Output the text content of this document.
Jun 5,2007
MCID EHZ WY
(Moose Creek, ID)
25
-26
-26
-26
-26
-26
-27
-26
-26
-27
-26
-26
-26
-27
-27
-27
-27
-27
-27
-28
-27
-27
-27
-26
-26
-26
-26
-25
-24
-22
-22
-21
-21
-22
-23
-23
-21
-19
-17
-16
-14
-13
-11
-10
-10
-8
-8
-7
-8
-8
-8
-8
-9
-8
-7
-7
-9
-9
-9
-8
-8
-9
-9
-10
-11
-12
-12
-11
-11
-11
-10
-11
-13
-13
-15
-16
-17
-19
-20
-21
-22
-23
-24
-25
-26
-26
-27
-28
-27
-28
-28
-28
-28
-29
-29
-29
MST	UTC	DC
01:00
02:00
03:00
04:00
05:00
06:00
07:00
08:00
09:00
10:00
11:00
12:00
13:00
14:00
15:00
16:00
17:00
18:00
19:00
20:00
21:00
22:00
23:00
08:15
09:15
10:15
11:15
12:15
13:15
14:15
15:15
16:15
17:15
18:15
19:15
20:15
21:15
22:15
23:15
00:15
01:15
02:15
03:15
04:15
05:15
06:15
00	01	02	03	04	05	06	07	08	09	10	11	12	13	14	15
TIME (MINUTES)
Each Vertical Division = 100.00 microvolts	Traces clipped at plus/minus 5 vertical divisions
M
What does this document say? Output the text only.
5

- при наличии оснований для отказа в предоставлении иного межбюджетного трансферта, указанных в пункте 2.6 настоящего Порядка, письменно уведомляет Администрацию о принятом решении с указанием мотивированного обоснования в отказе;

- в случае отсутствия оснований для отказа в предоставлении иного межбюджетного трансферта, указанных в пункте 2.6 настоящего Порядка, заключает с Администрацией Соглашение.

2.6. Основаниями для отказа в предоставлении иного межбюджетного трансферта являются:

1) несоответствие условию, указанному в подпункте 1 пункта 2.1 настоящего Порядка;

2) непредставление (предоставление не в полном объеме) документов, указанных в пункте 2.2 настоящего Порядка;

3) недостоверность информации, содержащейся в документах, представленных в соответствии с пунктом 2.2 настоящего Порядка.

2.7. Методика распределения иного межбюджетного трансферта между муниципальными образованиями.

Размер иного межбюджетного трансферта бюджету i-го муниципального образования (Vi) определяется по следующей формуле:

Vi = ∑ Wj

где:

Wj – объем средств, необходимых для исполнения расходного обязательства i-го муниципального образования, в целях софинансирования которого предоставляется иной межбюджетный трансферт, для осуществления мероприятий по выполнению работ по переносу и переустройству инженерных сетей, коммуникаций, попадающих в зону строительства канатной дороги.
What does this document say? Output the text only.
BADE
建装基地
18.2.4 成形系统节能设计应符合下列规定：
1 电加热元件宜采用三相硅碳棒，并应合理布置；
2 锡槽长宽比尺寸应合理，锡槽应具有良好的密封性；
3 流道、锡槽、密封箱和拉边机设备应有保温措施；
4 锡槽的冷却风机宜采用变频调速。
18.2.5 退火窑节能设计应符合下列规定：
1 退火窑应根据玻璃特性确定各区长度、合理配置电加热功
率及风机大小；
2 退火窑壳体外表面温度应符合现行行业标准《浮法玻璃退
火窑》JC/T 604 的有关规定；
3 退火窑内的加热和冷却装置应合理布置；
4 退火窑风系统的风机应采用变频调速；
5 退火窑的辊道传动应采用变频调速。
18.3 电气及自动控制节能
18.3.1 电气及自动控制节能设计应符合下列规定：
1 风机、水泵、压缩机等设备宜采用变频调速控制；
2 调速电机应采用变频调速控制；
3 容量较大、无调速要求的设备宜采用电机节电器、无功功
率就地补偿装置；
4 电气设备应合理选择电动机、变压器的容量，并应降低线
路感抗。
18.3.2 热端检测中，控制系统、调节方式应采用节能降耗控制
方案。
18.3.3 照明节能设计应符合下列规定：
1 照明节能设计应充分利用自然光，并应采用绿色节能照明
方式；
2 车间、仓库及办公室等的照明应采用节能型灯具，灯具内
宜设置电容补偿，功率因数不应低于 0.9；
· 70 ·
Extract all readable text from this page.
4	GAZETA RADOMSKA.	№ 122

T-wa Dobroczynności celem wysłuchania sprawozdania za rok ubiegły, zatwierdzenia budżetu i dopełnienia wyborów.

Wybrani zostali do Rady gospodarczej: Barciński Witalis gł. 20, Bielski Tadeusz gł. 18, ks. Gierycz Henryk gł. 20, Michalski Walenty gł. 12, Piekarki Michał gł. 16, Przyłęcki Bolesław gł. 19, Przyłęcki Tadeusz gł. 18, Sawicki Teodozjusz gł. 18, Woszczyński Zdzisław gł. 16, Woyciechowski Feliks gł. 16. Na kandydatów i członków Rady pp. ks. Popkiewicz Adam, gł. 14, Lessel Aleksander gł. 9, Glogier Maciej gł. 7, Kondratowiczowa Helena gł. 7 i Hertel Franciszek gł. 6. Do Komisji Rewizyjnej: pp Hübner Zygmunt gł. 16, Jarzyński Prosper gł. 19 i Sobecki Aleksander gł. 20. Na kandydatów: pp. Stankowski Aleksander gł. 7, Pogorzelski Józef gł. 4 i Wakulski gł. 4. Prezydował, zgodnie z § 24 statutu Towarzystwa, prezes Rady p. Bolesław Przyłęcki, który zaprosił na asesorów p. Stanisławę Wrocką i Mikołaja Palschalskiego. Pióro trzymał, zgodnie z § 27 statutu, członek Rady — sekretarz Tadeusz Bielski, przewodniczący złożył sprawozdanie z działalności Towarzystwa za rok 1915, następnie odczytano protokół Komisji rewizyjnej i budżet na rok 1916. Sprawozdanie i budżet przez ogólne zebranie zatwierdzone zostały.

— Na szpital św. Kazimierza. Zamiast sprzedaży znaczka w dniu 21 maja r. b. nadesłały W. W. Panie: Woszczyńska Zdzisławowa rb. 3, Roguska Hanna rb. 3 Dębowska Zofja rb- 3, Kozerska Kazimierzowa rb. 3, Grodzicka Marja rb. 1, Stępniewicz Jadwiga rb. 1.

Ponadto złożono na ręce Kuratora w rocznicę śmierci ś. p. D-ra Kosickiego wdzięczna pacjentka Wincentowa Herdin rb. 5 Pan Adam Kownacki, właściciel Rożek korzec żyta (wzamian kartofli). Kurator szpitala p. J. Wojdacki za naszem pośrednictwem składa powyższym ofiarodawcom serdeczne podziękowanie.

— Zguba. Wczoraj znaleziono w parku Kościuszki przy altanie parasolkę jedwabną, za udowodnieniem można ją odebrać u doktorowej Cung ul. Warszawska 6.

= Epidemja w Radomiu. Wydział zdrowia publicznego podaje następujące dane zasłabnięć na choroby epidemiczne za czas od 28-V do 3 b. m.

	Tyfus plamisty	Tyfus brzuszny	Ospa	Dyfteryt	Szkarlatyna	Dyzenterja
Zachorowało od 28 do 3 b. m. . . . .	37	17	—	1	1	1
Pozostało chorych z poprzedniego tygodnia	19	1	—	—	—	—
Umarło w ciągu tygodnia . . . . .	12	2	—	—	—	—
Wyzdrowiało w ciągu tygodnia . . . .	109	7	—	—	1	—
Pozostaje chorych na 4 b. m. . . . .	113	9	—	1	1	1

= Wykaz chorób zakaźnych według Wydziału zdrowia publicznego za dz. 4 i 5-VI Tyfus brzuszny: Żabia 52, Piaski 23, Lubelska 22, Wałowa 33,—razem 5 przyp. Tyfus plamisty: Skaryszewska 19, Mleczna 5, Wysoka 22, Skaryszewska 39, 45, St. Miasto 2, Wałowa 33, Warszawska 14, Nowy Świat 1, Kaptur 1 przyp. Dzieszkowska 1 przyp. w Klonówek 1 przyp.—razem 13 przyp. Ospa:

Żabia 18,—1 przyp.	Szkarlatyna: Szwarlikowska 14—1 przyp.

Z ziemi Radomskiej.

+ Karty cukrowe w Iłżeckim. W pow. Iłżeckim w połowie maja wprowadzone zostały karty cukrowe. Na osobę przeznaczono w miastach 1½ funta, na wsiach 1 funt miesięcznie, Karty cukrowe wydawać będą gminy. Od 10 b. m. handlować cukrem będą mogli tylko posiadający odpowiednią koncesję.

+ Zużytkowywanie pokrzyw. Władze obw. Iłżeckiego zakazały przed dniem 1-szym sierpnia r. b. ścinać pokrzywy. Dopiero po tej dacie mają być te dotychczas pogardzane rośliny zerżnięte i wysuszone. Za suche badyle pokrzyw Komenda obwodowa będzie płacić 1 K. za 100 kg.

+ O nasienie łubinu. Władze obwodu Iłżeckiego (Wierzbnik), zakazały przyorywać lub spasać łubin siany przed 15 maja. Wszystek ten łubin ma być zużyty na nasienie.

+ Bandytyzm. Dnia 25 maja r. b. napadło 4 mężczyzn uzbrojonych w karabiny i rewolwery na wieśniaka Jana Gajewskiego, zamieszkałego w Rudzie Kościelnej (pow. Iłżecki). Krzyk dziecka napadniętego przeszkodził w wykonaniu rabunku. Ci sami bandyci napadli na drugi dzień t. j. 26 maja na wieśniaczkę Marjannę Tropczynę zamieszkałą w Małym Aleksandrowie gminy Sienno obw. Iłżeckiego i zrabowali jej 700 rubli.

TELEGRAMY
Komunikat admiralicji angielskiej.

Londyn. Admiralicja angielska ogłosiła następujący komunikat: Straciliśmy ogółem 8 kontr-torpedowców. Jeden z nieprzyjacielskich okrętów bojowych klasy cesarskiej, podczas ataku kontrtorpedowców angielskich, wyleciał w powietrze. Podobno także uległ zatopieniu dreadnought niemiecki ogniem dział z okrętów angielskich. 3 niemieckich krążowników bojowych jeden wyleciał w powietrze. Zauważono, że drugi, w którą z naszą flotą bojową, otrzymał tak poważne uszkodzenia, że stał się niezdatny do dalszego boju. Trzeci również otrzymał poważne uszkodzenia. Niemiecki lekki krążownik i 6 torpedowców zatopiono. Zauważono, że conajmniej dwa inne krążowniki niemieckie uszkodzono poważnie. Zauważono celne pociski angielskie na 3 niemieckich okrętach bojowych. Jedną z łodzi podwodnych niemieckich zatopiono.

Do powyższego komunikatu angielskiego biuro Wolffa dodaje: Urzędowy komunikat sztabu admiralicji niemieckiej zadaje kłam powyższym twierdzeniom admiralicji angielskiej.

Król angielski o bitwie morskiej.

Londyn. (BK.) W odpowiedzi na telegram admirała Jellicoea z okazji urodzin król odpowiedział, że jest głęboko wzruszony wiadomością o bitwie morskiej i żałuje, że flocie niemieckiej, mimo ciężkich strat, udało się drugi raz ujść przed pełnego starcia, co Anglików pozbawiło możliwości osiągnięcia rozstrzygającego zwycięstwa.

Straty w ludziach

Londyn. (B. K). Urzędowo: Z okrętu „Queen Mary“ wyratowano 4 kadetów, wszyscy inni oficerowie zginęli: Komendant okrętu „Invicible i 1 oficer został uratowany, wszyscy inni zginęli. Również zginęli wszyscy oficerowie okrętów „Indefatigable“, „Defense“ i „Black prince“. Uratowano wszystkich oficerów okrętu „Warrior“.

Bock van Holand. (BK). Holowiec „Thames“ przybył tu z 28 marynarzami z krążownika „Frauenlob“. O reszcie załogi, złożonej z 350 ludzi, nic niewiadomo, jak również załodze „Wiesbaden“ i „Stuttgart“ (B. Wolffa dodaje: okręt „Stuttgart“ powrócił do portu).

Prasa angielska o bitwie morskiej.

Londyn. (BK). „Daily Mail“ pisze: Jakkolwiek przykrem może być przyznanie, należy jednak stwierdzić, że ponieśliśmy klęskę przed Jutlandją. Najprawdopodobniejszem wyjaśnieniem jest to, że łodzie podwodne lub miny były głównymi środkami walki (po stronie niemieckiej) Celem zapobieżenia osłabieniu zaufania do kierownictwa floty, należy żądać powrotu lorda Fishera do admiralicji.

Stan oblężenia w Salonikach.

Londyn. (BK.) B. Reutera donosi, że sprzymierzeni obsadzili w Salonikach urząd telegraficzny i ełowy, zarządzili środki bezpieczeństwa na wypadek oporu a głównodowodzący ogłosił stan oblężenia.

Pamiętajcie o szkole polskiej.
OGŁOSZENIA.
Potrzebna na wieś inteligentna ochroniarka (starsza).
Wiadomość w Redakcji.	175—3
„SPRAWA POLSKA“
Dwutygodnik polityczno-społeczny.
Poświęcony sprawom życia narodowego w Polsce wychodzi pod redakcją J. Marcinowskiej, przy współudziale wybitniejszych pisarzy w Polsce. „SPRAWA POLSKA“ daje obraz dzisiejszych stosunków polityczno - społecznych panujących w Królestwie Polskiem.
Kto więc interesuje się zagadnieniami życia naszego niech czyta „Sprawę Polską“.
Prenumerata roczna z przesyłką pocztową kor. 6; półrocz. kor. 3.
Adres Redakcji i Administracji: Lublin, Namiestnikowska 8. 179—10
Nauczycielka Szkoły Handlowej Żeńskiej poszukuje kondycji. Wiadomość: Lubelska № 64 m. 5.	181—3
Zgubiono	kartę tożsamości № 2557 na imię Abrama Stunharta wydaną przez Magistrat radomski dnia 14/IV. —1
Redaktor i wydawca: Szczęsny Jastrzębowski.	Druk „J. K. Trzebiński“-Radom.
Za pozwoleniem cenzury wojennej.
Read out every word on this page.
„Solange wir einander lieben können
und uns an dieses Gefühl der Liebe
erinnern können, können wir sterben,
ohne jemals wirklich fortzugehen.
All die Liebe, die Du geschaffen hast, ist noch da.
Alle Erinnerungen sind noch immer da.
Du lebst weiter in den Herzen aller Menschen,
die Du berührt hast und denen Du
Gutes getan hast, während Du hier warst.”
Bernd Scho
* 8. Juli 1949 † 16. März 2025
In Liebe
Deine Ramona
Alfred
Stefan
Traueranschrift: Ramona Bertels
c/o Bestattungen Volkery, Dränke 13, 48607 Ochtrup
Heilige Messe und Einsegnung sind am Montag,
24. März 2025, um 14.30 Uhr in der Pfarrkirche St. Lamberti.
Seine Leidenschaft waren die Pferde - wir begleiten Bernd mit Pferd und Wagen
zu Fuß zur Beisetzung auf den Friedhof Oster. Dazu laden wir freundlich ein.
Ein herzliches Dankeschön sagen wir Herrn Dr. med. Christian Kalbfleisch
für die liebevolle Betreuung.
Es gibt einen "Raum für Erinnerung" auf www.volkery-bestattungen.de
==============================
Written task »
List every line from the entries above in which "отказа" appears.

Correct output »
- при наличии оснований для отказа в предоставлении иного межбюджетного трансферта, указанных в пункте 2.6 настоящего Порядка, письменно уведомляет Администрацию о принятом решении с указанием мотивированного обоснования в отказе;
- в случае отсутствия оснований для отказа в предоставлении иного межбюджетного трансферта, указанных в пункте 2.6 настоящего Порядка, заключает с Администрацией Соглашение.
2.6. Основаниями для отказа в предоставлении иного межбюджетного трансферта являются:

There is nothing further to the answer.